▶ Supplied records
----

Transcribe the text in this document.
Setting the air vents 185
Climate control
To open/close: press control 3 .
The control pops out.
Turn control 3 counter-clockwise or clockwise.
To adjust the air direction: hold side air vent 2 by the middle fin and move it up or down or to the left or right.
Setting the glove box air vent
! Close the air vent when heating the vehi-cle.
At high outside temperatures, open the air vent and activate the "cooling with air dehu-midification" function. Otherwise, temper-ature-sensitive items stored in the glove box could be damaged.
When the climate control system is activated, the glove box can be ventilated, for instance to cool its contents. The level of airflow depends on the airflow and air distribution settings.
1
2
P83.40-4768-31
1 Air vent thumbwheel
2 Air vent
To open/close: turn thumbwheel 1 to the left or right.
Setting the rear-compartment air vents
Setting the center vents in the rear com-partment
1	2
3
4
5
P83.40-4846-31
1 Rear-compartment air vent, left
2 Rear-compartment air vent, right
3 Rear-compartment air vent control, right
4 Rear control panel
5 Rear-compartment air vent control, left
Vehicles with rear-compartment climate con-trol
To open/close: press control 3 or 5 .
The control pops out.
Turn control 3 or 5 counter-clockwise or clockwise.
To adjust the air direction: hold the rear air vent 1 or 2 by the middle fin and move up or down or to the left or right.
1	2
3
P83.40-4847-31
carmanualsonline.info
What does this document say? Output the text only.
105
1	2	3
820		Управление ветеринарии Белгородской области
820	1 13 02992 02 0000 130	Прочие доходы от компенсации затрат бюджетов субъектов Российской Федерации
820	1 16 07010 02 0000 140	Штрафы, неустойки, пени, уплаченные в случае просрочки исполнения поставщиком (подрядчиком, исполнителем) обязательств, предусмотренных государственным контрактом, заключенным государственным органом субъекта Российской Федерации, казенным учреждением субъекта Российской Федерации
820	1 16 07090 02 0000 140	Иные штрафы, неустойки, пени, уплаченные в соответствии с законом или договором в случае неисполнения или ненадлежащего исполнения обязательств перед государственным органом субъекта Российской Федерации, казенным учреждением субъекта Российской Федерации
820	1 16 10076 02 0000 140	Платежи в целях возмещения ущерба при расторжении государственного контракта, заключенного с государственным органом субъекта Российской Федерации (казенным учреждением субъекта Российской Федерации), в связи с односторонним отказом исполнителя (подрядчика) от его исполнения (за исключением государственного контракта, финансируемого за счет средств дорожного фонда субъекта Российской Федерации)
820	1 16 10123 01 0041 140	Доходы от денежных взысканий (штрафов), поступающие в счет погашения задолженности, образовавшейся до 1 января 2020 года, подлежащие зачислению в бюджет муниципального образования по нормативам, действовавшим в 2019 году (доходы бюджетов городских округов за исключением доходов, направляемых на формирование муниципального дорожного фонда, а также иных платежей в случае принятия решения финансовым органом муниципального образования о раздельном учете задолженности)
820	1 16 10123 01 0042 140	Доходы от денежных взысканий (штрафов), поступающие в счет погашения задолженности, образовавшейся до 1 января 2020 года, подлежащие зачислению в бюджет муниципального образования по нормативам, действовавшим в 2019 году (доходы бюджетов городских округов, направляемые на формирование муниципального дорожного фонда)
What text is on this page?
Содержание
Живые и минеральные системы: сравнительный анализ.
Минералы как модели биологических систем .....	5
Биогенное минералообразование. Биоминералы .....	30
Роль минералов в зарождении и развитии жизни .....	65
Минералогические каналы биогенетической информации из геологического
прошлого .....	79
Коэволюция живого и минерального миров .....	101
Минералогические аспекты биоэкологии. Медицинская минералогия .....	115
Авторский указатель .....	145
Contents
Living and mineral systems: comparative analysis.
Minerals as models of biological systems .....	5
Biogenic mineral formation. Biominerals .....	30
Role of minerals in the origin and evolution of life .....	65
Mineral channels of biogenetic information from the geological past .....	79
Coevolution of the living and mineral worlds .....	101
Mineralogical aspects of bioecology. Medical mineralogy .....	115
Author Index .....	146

----

▶ Exercise task
Copy every record above exactly as it appears.

▶ Output
Transcribe the text in this document.
Setting the air vents 185
Climate control
To open/close: press control 3 .
The control pops out.
Turn control 3 counter-clockwise or clockwise.
To adjust the air direction: hold side air vent 2 by the middle fin and move it up or down or to the left or right.
Setting the glove box air vent
! Close the air vent when heating the vehi-cle.
At high outside temperatures, open the air vent and activate the "cooling with air dehu-midification" function. Otherwise, temper-ature-sensitive items stored in the glove box could be damaged.
When the climate control system is activated, the glove box can be ventilated, for instance to cool its contents. The level of airflow depends on the airflow and air distribution settings.
1
2
P83.40-4768-31
1 Air vent thumbwheel
2 Air vent
To open/close: turn thumbwheel 1 to the left or right.
Setting the rear-compartment air vents
Setting the center vents in the rear com-partment
1	2
3
4
5
P83.40-4846-31
1 Rear-compartment air vent, left
2 Rear-compartment air vent, right
3 Rear-compartment air vent control, right
4 Rear control panel
5 Rear-compartment air vent control, left
Vehicles with rear-compartment climate con-trol
To open/close: press control 3 or 5 .
The control pops out.
Turn control 3 or 5 counter-clockwise or clockwise.
To adjust the air direction: hold the rear air vent 1 or 2 by the middle fin and move up or down or to the left or right.
1	2
3
P83.40-4847-31
carmanualsonline.info
What does this document say? Output the text only.
105
1	2	3
820		Управление ветеринарии Белгородской области
820	1 13 02992 02 0000 130	Прочие доходы от компенсации затрат бюджетов субъектов Российской Федерации
820	1 16 07010 02 0000 140	Штрафы, неустойки, пени, уплаченные в случае просрочки исполнения поставщиком (подрядчиком, исполнителем) обязательств, предусмотренных государственным контрактом, заключенным государственным органом субъекта Российской Федерации, казенным учреждением субъекта Российской Федерации
820	1 16 07090 02 0000 140	Иные штрафы, неустойки, пени, уплаченные в соответствии с законом или договором в случае неисполнения или ненадлежащего исполнения обязательств перед государственным органом субъекта Российской Федерации, казенным учреждением субъекта Российской Федерации
820	1 16 10076 02 0000 140	Платежи в целях возмещения ущерба при расторжении государственного контракта, заключенного с государственным органом субъекта Российской Федерации (казенным учреждением субъекта Российской Федерации), в связи с односторонним отказом исполнителя (подрядчика) от его исполнения (за исключением государственного контракта, финансируемого за счет средств дорожного фонда субъекта Российской Федерации)
820	1 16 10123 01 0041 140	Доходы от денежных взысканий (штрафов), поступающие в счет погашения задолженности, образовавшейся до 1 января 2020 года, подлежащие зачислению в бюджет муниципального образования по нормативам, действовавшим в 2019 году (доходы бюджетов городских округов за исключением доходов, направляемых на формирование муниципального дорожного фонда, а также иных платежей в случае принятия решения финансовым органом муниципального образования о раздельном учете задолженности)
820	1 16 10123 01 0042 140	Доходы от денежных взысканий (штрафов), поступающие в счет погашения задолженности, образовавшейся до 1 января 2020 года, подлежащие зачислению в бюджет муниципального образования по нормативам, действовавшим в 2019 году (доходы бюджетов городских округов, направляемые на формирование муниципального дорожного фонда)
What text is on this page?
Содержание
Живые и минеральные системы: сравнительный анализ.
Минералы как модели биологических систем .....	5
Биогенное минералообразование. Биоминералы .....	30
Роль минералов в зарождении и развитии жизни .....	65
Минералогические каналы биогенетической информации из геологического
прошлого .....	79
Коэволюция живого и минерального миров .....	101
Минералогические аспекты биоэкологии. Медицинская минералогия .....	115
Авторский указатель .....	145
Contents
Living and mineral systems: comparative analysis.
Minerals as models of biological systems .....	5
Biogenic mineral formation. Biominerals .....	30
Role of minerals in the origin and evolution of life .....	65
Mineral channels of biogenetic information from the geological past .....	79
Coevolution of the living and mineral worlds .....	101
Mineralogical aspects of bioecology. Medical mineralogy .....	115
Author Index .....	146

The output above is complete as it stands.